## [INSTRUCTIONS FOR THE TASK]
Give the listing below again in full, exactly as written.
┄┄┄┄┄┄┄┄┄┄┄┄┄┄┄┄┄┄┄┄
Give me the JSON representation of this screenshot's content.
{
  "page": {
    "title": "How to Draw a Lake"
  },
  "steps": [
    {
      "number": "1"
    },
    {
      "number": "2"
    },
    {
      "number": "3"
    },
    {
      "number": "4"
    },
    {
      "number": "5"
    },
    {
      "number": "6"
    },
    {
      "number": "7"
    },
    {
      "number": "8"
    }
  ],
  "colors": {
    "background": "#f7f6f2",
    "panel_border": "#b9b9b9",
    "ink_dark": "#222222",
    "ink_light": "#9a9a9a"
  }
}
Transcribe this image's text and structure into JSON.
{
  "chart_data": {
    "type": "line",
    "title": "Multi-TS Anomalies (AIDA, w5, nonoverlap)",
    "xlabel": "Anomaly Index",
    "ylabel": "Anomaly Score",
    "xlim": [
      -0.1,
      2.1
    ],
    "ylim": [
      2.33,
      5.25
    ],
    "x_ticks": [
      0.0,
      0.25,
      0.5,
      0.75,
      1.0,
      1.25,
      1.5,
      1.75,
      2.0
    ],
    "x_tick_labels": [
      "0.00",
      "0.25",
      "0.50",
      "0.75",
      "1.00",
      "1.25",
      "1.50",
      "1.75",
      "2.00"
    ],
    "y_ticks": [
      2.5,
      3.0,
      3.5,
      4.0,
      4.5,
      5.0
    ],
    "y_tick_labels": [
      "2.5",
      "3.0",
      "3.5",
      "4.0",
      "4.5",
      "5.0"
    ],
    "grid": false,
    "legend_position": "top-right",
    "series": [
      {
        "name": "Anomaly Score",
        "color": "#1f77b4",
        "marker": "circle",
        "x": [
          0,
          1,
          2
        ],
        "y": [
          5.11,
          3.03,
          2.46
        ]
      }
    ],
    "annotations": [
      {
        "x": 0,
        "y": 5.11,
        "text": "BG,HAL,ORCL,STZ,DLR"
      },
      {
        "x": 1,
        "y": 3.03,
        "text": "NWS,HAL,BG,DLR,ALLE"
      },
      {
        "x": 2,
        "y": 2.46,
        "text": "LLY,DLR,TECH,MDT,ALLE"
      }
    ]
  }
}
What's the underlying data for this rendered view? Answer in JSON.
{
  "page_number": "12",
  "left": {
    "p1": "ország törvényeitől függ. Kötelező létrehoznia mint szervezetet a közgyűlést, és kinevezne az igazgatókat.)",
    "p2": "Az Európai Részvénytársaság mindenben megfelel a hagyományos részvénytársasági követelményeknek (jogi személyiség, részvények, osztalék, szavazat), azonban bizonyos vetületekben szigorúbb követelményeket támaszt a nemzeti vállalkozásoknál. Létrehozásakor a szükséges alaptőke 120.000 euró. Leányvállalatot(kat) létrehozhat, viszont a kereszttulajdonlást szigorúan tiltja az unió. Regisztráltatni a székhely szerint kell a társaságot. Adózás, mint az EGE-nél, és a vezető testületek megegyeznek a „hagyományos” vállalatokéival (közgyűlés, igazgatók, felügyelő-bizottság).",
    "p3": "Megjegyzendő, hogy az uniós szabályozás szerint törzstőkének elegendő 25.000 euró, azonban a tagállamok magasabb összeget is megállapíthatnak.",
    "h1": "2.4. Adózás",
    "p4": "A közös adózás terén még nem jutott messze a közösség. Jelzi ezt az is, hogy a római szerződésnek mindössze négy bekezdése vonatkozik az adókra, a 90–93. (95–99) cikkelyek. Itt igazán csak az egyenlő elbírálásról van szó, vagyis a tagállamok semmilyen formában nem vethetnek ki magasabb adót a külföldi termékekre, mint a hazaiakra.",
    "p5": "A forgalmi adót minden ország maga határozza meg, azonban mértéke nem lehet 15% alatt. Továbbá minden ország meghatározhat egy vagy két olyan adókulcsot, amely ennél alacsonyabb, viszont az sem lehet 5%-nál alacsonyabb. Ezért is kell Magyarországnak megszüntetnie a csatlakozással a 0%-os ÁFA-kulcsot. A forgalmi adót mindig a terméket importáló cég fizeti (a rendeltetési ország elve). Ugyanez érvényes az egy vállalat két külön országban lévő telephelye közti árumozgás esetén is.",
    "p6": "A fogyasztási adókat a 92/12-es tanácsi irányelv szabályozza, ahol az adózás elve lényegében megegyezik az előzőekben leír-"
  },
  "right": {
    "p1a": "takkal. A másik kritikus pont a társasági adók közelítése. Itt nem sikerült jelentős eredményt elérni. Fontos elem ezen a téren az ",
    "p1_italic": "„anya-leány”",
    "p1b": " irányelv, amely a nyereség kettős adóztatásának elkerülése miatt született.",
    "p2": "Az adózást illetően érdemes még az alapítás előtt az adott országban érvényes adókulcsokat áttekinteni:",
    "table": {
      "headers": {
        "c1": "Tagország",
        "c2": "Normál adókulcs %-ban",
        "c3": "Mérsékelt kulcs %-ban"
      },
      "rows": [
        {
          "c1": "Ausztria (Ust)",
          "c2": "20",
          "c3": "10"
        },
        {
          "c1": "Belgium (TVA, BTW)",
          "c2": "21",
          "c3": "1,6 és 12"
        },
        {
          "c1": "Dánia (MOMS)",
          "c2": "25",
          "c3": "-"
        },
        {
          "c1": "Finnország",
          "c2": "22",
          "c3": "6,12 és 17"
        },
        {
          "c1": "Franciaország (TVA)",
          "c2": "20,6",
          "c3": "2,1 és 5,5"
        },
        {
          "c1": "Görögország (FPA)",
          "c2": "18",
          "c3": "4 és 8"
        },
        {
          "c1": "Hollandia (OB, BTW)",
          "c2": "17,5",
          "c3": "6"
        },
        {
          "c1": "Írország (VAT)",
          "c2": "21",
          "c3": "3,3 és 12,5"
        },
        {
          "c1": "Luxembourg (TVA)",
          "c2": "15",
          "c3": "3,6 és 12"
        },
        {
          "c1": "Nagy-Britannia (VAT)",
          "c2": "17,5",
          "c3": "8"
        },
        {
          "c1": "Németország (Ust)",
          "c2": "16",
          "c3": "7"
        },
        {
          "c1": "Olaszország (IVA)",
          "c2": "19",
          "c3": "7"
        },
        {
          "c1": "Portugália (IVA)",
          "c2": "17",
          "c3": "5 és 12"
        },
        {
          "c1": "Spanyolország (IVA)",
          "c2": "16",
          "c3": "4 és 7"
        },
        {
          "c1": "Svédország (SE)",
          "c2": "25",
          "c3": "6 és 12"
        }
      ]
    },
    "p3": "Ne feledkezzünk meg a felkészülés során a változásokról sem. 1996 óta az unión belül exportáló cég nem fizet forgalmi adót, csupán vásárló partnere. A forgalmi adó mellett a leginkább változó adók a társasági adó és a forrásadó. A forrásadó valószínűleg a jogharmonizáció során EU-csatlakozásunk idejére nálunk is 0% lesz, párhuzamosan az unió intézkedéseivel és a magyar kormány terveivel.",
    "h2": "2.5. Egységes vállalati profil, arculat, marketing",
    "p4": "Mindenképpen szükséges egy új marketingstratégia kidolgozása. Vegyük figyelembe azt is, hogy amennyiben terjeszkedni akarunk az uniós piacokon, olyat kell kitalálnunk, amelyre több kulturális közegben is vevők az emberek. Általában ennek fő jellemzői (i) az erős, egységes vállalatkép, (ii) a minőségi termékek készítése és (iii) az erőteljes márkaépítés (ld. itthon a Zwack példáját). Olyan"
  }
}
┄┄┄┄┄┄┄┄┄┄┄┄┄┄┄┄┄┄┄┄
## [SOLUTION TO THE PROBLEM]
Give me the JSON representation of this screenshot's content.
{
  "page": {
    "title": "How to Draw a Lake"
  },
  "steps": [
    {
      "number": "1"
    },
    {
      "number": "2"
    },
    {
      "number": "3"
    },
    {
      "number": "4"
    },
    {
      "number": "5"
    },
    {
      "number": "6"
    },
    {
      "number": "7"
    },
    {
      "number": "8"
    }
  ],
  "colors": {
    "background": "#f7f6f2",
    "panel_border": "#b9b9b9",
    "ink_dark": "#222222",
    "ink_light": "#9a9a9a"
  }
}
Transcribe this image's text and structure into JSON.
{
  "chart_data": {
    "type": "line",
    "title": "Multi-TS Anomalies (AIDA, w5, nonoverlap)",
    "xlabel": "Anomaly Index",
    "ylabel": "Anomaly Score",
    "xlim": [
      -0.1,
      2.1
    ],
    "ylim": [
      2.33,
      5.25
    ],
    "x_ticks": [
      0.0,
      0.25,
      0.5,
      0.75,
      1.0,
      1.25,
      1.5,
      1.75,
      2.0
    ],
    "x_tick_labels": [
      "0.00",
      "0.25",
      "0.50",
      "0.75",
      "1.00",
      "1.25",
      "1.50",
      "1.75",
      "2.00"
    ],
    "y_ticks": [
      2.5,
      3.0,
      3.5,
      4.0,
      4.5,
      5.0
    ],
    "y_tick_labels": [
      "2.5",
      "3.0",
      "3.5",
      "4.0",
      "4.5",
      "5.0"
    ],
    "grid": false,
    "legend_position": "top-right",
    "series": [
      {
        "name": "Anomaly Score",
        "color": "#1f77b4",
        "marker": "circle",
        "x": [
          0,
          1,
          2
        ],
        "y": [
          5.11,
          3.03,
          2.46
        ]
      }
    ],
    "annotations": [
      {
        "x": 0,
        "y": 5.11,
        "text": "BG,HAL,ORCL,STZ,DLR"
      },
      {
        "x": 1,
        "y": 3.03,
        "text": "NWS,HAL,BG,DLR,ALLE"
      },
      {
        "x": 2,
        "y": 2.46,
        "text": "LLY,DLR,TECH,MDT,ALLE"
      }
    ]
  }
}
What's the underlying data for this rendered view? Answer in JSON.
{
  "page_number": "12",
  "left": {
    "p1": "ország törvényeitől függ. Kötelező létrehoznia mint szervezetet a közgyűlést, és kinevezne az igazgatókat.)",
    "p2": "Az Európai Részvénytársaság mindenben megfelel a hagyományos részvénytársasági követelményeknek (jogi személyiség, részvények, osztalék, szavazat), azonban bizonyos vetületekben szigorúbb követelményeket támaszt a nemzeti vállalkozásoknál. Létrehozásakor a szükséges alaptőke 120.000 euró. Leányvállalatot(kat) létrehozhat, viszont a kereszttulajdonlást szigorúan tiltja az unió. Regisztráltatni a székhely szerint kell a társaságot. Adózás, mint az EGE-nél, és a vezető testületek megegyeznek a „hagyományos” vállalatokéival (közgyűlés, igazgatók, felügyelő-bizottság).",
    "p3": "Megjegyzendő, hogy az uniós szabályozás szerint törzstőkének elegendő 25.000 euró, azonban a tagállamok magasabb összeget is megállapíthatnak.",
    "h1": "2.4. Adózás",
    "p4": "A közös adózás terén még nem jutott messze a közösség. Jelzi ezt az is, hogy a római szerződésnek mindössze négy bekezdése vonatkozik az adókra, a 90–93. (95–99) cikkelyek. Itt igazán csak az egyenlő elbírálásról van szó, vagyis a tagállamok semmilyen formában nem vethetnek ki magasabb adót a külföldi termékekre, mint a hazaiakra.",
    "p5": "A forgalmi adót minden ország maga határozza meg, azonban mértéke nem lehet 15% alatt. Továbbá minden ország meghatározhat egy vagy két olyan adókulcsot, amely ennél alacsonyabb, viszont az sem lehet 5%-nál alacsonyabb. Ezért is kell Magyarországnak megszüntetnie a csatlakozással a 0%-os ÁFA-kulcsot. A forgalmi adót mindig a terméket importáló cég fizeti (a rendeltetési ország elve). Ugyanez érvényes az egy vállalat két külön országban lévő telephelye közti árumozgás esetén is.",
    "p6": "A fogyasztási adókat a 92/12-es tanácsi irányelv szabályozza, ahol az adózás elve lényegében megegyezik az előzőekben leír-"
  },
  "right": {
    "p1a": "takkal. A másik kritikus pont a társasági adók közelítése. Itt nem sikerült jelentős eredményt elérni. Fontos elem ezen a téren az ",
    "p1_italic": "„anya-leány”",
    "p1b": " irányelv, amely a nyereség kettős adóztatásának elkerülése miatt született.",
    "p2": "Az adózást illetően érdemes még az alapítás előtt az adott országban érvényes adókulcsokat áttekinteni:",
    "table": {
      "headers": {
        "c1": "Tagország",
        "c2": "Normál adókulcs %-ban",
        "c3": "Mérsékelt kulcs %-ban"
      },
      "rows": [
        {
          "c1": "Ausztria (Ust)",
          "c2": "20",
          "c3": "10"
        },
        {
          "c1": "Belgium (TVA, BTW)",
          "c2": "21",
          "c3": "1,6 és 12"
        },
        {
          "c1": "Dánia (MOMS)",
          "c2": "25",
          "c3": "-"
        },
        {
          "c1": "Finnország",
          "c2": "22",
          "c3": "6,12 és 17"
        },
        {
          "c1": "Franciaország (TVA)",
          "c2": "20,6",
          "c3": "2,1 és 5,5"
        },
        {
          "c1": "Görögország (FPA)",
          "c2": "18",
          "c3": "4 és 8"
        },
        {
          "c1": "Hollandia (OB, BTW)",
          "c2": "17,5",
          "c3": "6"
        },
        {
          "c1": "Írország (VAT)",
          "c2": "21",
          "c3": "3,3 és 12,5"
        },
        {
          "c1": "Luxembourg (TVA)",
          "c2": "15",
          "c3": "3,6 és 12"
        },
        {
          "c1": "Nagy-Britannia (VAT)",
          "c2": "17,5",
          "c3": "8"
        },
        {
          "c1": "Németország (Ust)",
          "c2": "16",
          "c3": "7"
        },
        {
          "c1": "Olaszország (IVA)",
          "c2": "19",
          "c3": "7"
        },
        {
          "c1": "Portugália (IVA)",
          "c2": "17",
          "c3": "5 és 12"
        },
        {
          "c1": "Spanyolország (IVA)",
          "c2": "16",
          "c3": "4 és 7"
        },
        {
          "c1": "Svédország (SE)",
          "c2": "25",
          "c3": "6 és 12"
        }
      ]
    },
    "p3": "Ne feledkezzünk meg a felkészülés során a változásokról sem. 1996 óta az unión belül exportáló cég nem fizet forgalmi adót, csupán vásárló partnere. A forgalmi adó mellett a leginkább változó adók a társasági adó és a forrásadó. A forrásadó valószínűleg a jogharmonizáció során EU-csatlakozásunk idejére nálunk is 0% lesz, párhuzamosan az unió intézkedéseivel és a magyar kormány terveivel.",
    "h2": "2.5. Egységes vállalati profil, arculat, marketing",
    "p4": "Mindenképpen szükséges egy új marketingstratégia kidolgozása. Vegyük figyelembe azt is, hogy amennyiben terjeszkedni akarunk az uniós piacokon, olyat kell kitalálnunk, amelyre több kulturális közegben is vevők az emberek. Általában ennek fő jellemzői (i) az erős, egységes vállalatkép, (ii) a minőségi termékek készítése és (iii) az erőteljes márkaépítés (ld. itthon a Zwack példáját). Olyan"
  }
}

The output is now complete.